* **INSTRUCTION**: Copy every line of the listing below word for word, omitting the pictures.

* **INPUT DATA**:

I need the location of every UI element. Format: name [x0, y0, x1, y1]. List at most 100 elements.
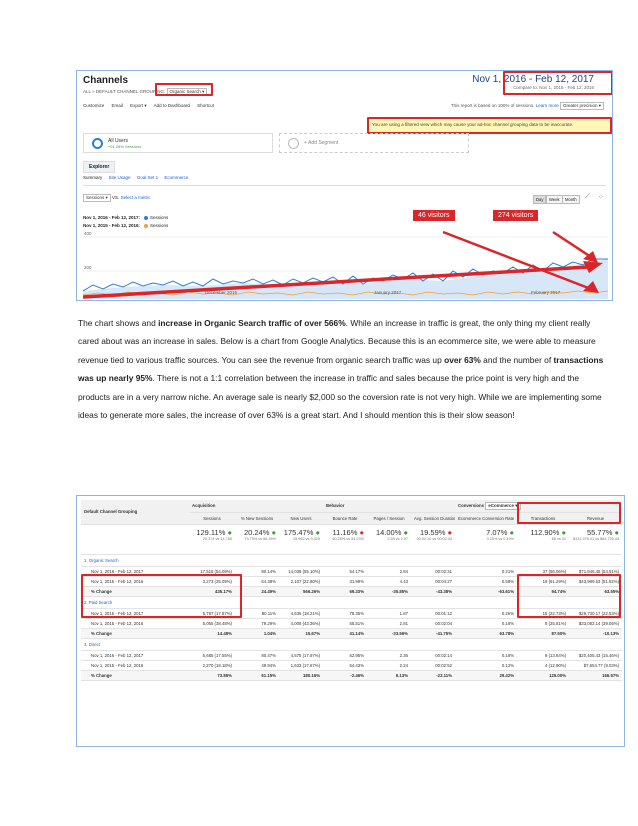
behavior-header: Behavior — [323, 500, 456, 513]
table-cell: 4,636 (18.21%) — [279, 608, 324, 619]
total-sub: 25,962 vs 9,425 — [292, 536, 321, 541]
report-toolbar: Customize Email Export ▾ Add to Dashboar… — [83, 103, 220, 109]
table-row: Nov 1, 2015 - Feb 12, 2016 2,270 (18.18%)… — [81, 660, 623, 671]
precision-value: Greater precision — [562, 103, 598, 108]
legend-previous-range: Nov 1, 2015 - Feb 12, 2016: — [83, 223, 141, 228]
total-sub: 2.55 vs 2.97 — [387, 536, 409, 541]
metric-dropdown[interactable]: Sessions ▾ — [83, 194, 111, 202]
table-cell: 73.85% — [189, 670, 235, 681]
total-cell: 19.59% ● 00:02:10 vs 00:02:43 — [411, 524, 456, 555]
report-title: Channels — [83, 75, 129, 86]
highlight-box-warning — [367, 117, 612, 134]
table-row: Nov 1, 2016 - Feb 12, 2017 5,685 (17.55%)… — [81, 650, 623, 661]
conversions-dropdown[interactable]: eCommerce ▾ — [485, 501, 521, 510]
increase-indicator: ● — [313, 527, 321, 537]
dot-chart-icon[interactable]: ⁘ — [598, 193, 604, 201]
ytick-400: 400 — [84, 231, 92, 236]
channel-group-name[interactable]: 3. Direct — [81, 638, 623, 651]
sampling-note: This report is based on 100% of sessions… — [450, 103, 535, 108]
table-cell: 00:04:27 — [411, 576, 456, 587]
toolbar-shortcut[interactable]: Shortcut — [197, 103, 214, 108]
table-cell: -43.38% — [411, 586, 456, 597]
subtab-summary[interactable]: Summary — [83, 175, 102, 180]
table-cell: 55.51% — [323, 618, 368, 629]
total-value: 7.07% ● — [486, 527, 515, 537]
th-pages-session[interactable]: Pages / Session — [367, 512, 412, 525]
subtab-goal-set[interactable]: Goal Set 1 — [137, 175, 158, 180]
th-new-sessions[interactable]: % New Sessions — [235, 512, 279, 525]
th-conv-rate[interactable]: Ecommerce Conversion Rate — [455, 512, 518, 525]
total-value: 112.90% ● — [530, 527, 567, 537]
toolbar-customize[interactable]: Customize — [83, 103, 104, 108]
table-cell: 166.57% — [569, 670, 623, 681]
callout-274-visitors: 274 visitors — [492, 209, 540, 222]
period-week-button[interactable]: Week — [546, 195, 563, 204]
total-cell: 14.00% ● 2.55 vs 2.97 — [367, 524, 412, 555]
increase-indicator: ● — [225, 527, 232, 537]
total-value: 55.77% ● — [587, 527, 620, 537]
toolbar-export[interactable]: Export ▾ — [130, 103, 147, 108]
table-cell: 4 (12.90%) — [517, 660, 570, 671]
tab-explorer[interactable]: Explorer — [83, 161, 116, 173]
breadcrumb-path: ALL » DEFAULT CHANNEL GROUPING: — [83, 89, 166, 94]
total-cell: 7.07% ● 0.20% vs 0.19% — [455, 524, 518, 555]
table-cell: 64.43% — [323, 660, 368, 671]
report-sampling: This report is based on 100% of sessions… — [451, 102, 604, 110]
row-label: Nov 1, 2016 - Feb 12, 2017 — [81, 650, 189, 661]
period-month-button[interactable]: Month — [562, 195, 580, 204]
th-new-users[interactable]: New Users — [279, 512, 324, 525]
para-text-4: . There is not a 1:1 correlation between… — [78, 373, 602, 421]
total-value: 19.59% ● — [419, 527, 453, 537]
table-cell: 00:02:14 — [411, 650, 456, 661]
table-cell: 180.16% — [279, 670, 324, 681]
table-cell: -63.61% — [455, 586, 518, 597]
table-cell: 0.16% — [455, 618, 518, 629]
conversions-label: Conversions — [458, 502, 485, 508]
table-cell: 62.95% — [323, 650, 368, 661]
metric-controls: Sessions ▾ VS. Select a metric — [83, 194, 150, 202]
row-label: % Change — [81, 670, 189, 681]
decline-indicator: ● — [357, 527, 365, 537]
table-cell: 2,107 (22.80%) — [279, 576, 324, 587]
explorer-subtabs: Summary Site Usage Goal Set 1 Ecommerce — [83, 175, 193, 180]
period-day-button[interactable]: Day — [533, 195, 547, 204]
precision-dropdown[interactable]: Greater precision ▾ — [559, 102, 604, 110]
table-cell: 5,055 (38.48%) — [189, 618, 235, 629]
table-cell: 00:01:12 — [411, 608, 456, 619]
learn-more-link[interactable]: Learn more — [536, 103, 559, 108]
legend-current-dot — [144, 215, 149, 220]
analytics-channels-screenshot: Channels ALL » DEFAULT CHANNEL GROUPING:… — [76, 70, 613, 301]
table-cell: 54.17% — [323, 566, 368, 577]
col-grouping-header: Default Channel Grouping — [81, 500, 189, 525]
subtab-ecommerce[interactable]: Ecommerce — [164, 175, 188, 180]
callout-46-visitors: 46 visitors — [412, 209, 456, 222]
channel-comparison-table-screenshot: Default Channel Grouping Acquisition Beh… — [76, 495, 625, 747]
row-label: % Change — [81, 628, 189, 639]
highlight-box-conv-headers — [517, 502, 621, 524]
metric-value: Sessions — [86, 195, 105, 200]
line-chart-icon[interactable]: ⟋ — [585, 193, 590, 201]
table-cell: 8 (25.81%) — [517, 618, 570, 629]
table-cell: $33,082.14 (39.05%) — [569, 618, 623, 629]
th-sessions[interactable]: Sessions — [189, 512, 235, 525]
total-cell: 175.47% ● 25,962 vs 9,425 — [279, 524, 324, 555]
subtab-site-usage[interactable]: Site Usage — [109, 175, 131, 180]
total-cell: 112.90% ● 66 vs 31 — [517, 524, 570, 555]
total-value: 175.47% ● — [283, 527, 321, 537]
th-avg-duration[interactable]: Avg. Session Duration — [411, 512, 456, 525]
para-text-3: and the number of — [480, 354, 554, 365]
vs-label: VS. — [112, 195, 120, 200]
add-segment-slot[interactable]: + Add Segment — [279, 133, 469, 153]
segment-all-users[interactable]: All Users +51.28% Sessions — [83, 133, 273, 153]
sessions-line-chart: 400 200 — [83, 230, 608, 299]
toolbar-email[interactable]: Email — [112, 103, 123, 108]
table-cell: 0.26% — [455, 608, 518, 619]
select-metric-link[interactable]: Select a metric — [121, 195, 151, 200]
channel-group-name[interactable]: 1. Organic Search — [81, 554, 623, 567]
th-bounce-rate[interactable]: Bounce Rate — [323, 512, 368, 525]
increase-indicator: ● — [559, 527, 567, 537]
toolbar-add-dashboard[interactable]: Add to Dashboard — [154, 103, 190, 108]
add-segment-label: + Add Segment — [304, 140, 339, 146]
increase-indicator: ● — [401, 527, 409, 537]
table-cell: $20,405.43 (15.46%) — [569, 650, 623, 661]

* **RESULT OF THE TASK**:
I need the location of every UI element. Format: name [x0, y0, x1, y1]. List at most 100 elements.
behavior-header: Behavior — [323, 500, 456, 513]
table-cell: 4,636 (18.21%) — [279, 608, 324, 619]
total-sub: 25,962 vs 9,425 — [292, 536, 321, 541]
report-toolbar: Customize Email Export ▾ Add to Dashboar… — [83, 103, 220, 109]
table-row: Nov 1, 2015 - Feb 12, 2016 2,270 (18.18%)… — [81, 660, 623, 671]
precision-value: Greater precision — [562, 103, 598, 108]
legend-previous-range: Nov 1, 2015 - Feb 12, 2016: — [83, 223, 141, 228]
total-sub: 2.55 vs 2.97 — [387, 536, 409, 541]
metric-dropdown[interactable]: Sessions ▾ — [83, 194, 111, 202]
table-cell: 73.85% — [189, 670, 235, 681]
total-cell: 19.59% ● 00:02:10 vs 00:02:43 — [411, 524, 456, 555]
report-title: Channels — [83, 75, 129, 86]
highlight-box-warning — [367, 117, 612, 134]
table-row: Nov 1, 2016 - Feb 12, 2017 5,685 (17.55%)… — [81, 650, 623, 661]
conversions-dropdown[interactable]: eCommerce ▾ — [485, 501, 521, 510]
increase-indicator: ● — [313, 527, 321, 537]
dot-chart-icon[interactable]: ⁘ — [598, 193, 604, 201]
ytick-400: 400 — [84, 231, 92, 236]
channel-group-name[interactable]: 3. Direct — [81, 638, 623, 651]
sampling-note: This report is based on 100% of sessions… — [450, 103, 535, 108]
table-cell: 00:04:27 — [411, 576, 456, 587]
toolbar-shortcut[interactable]: Shortcut — [197, 103, 214, 108]
table-cell: -43.38% — [411, 586, 456, 597]
subtab-summary[interactable]: Summary — [83, 175, 102, 180]
table-cell: 55.51% — [323, 618, 368, 629]
total-value: 7.07% ● — [486, 527, 515, 537]
th-pages-session[interactable]: Pages / Session — [367, 512, 412, 525]
subtab-goal-set[interactable]: Goal Set 1 — [137, 175, 158, 180]
th-new-sessions[interactable]: % New Sessions — [235, 512, 279, 525]
th-conv-rate[interactable]: Ecommerce Conversion Rate — [455, 512, 518, 525]
total-value: 112.90% ● — [530, 527, 567, 537]
toolbar-customize[interactable]: Customize — [83, 103, 104, 108]
table-cell: 166.57% — [569, 670, 623, 681]
callout-274-visitors: 274 visitors — [492, 209, 540, 222]
period-week-button[interactable]: Week — [546, 195, 563, 204]
total-cell: 14.00% ● 2.55 vs 2.97 — [367, 524, 412, 555]
increase-indicator: ● — [225, 527, 232, 537]
total-value: 55.77% ● — [587, 527, 620, 537]
toolbar-export[interactable]: Export ▾ — [130, 103, 147, 108]
table-cell: 4 (12.90%) — [517, 660, 570, 671]
tab-explorer[interactable]: Explorer — [83, 161, 116, 173]
breadcrumb-path: ALL » DEFAULT CHANNEL GROUPING: — [83, 89, 166, 94]
total-cell: 7.07% ● 0.20% vs 0.19% — [455, 524, 518, 555]
table-cell: 64.43% — [323, 660, 368, 671]
report-sampling: This report is based on 100% of sessions… — [451, 102, 604, 110]
row-label: Nov 1, 2016 - Feb 12, 2017 — [81, 650, 189, 661]
period-month-button[interactable]: Month — [562, 195, 580, 204]
th-new-users[interactable]: New Users — [279, 512, 324, 525]
para-text-4: . There is not a 1:1 correlation between… — [78, 373, 602, 421]
total-value: 19.59% ● — [419, 527, 453, 537]
table-cell: 00:02:14 — [411, 650, 456, 661]
table-cell: 180.16% — [279, 670, 324, 681]
table-cell: -63.61% — [455, 586, 518, 597]
table-cell: 0.16% — [455, 618, 518, 629]
conversions-label: Conversions — [458, 502, 485, 508]
table-cell: 62.95% — [323, 650, 368, 661]
metric-controls: Sessions ▾ VS. Select a metric — [83, 194, 150, 202]
row-label: % Change — [81, 670, 189, 681]
decline-indicator: ● — [357, 527, 365, 537]
table-cell: 2,107 (22.80%) — [279, 576, 324, 587]
explorer-subtabs: Summary Site Usage Goal Set 1 Ecommerce — [83, 175, 193, 180]
period-day-button[interactable]: Day — [533, 195, 547, 204]
precision-dropdown[interactable]: Greater precision ▾ — [559, 102, 604, 110]
table-cell: 5,055 (38.48%) — [189, 618, 235, 629]
table-cell: 00:01:12 — [411, 608, 456, 619]
learn-more-link[interactable]: Learn more — [536, 103, 559, 108]
legend-current-dot — [144, 215, 149, 220]
analytics-channels-screenshot: Channels ALL » DEFAULT CHANNEL GROUPING:… — [76, 70, 613, 301]
table-cell: 54.17% — [323, 566, 368, 577]
col-grouping-header: Default Channel Grouping — [81, 500, 189, 525]
subtab-ecommerce[interactable]: Ecommerce — [164, 175, 188, 180]
callout-46-visitors: 46 visitors — [412, 209, 456, 222]
channel-comparison-table-screenshot: Default Channel Grouping Acquisition Beh… — [76, 495, 625, 747]
row-label: % Change — [81, 628, 189, 639]
highlight-box-conv-headers — [517, 502, 621, 524]
metric-value: Sessions — [86, 195, 105, 200]
line-chart-icon[interactable]: ⟋ — [585, 193, 590, 201]
table-cell: 8 (25.81%) — [517, 618, 570, 629]
table-cell: $33,082.14 (39.05%) — [569, 618, 623, 629]
th-sessions[interactable]: Sessions — [189, 512, 235, 525]
total-cell: 175.47% ● 25,962 vs 9,425 — [279, 524, 324, 555]
subtab-site-usage[interactable]: Site Usage — [109, 175, 131, 180]
total-cell: 112.90% ● 66 vs 31 — [517, 524, 570, 555]
total-value: 175.47% ● — [283, 527, 321, 537]
th-avg-duration[interactable]: Avg. Session Duration — [411, 512, 456, 525]
para-text-3: and the number of — [480, 354, 554, 365]
vs-label: VS. — [112, 195, 120, 200]
add-segment-slot[interactable]: + Add Segment — [279, 133, 469, 153]
segment-all-users[interactable]: All Users +51.28% Sessions — [83, 133, 273, 153]
sessions-line-chart: 400 200 — [83, 230, 608, 299]
toolbar-email[interactable]: Email — [112, 103, 123, 108]
table-cell: 0.26% — [455, 608, 518, 619]
select-metric-link[interactable]: Select a metric — [121, 195, 151, 200]
channel-group-name[interactable]: 1. Organic Search — [81, 554, 623, 567]
th-bounce-rate[interactable]: Bounce Rate — [323, 512, 368, 525]
increase-indicator: ● — [559, 527, 567, 537]
toolbar-add-dashboard[interactable]: Add to Dashboard — [154, 103, 190, 108]
add-segment-label: + Add Segment — [304, 140, 339, 146]
increase-indicator: ● — [401, 527, 409, 537]
table-cell: $20,405.43 (15.46%) — [569, 650, 623, 661]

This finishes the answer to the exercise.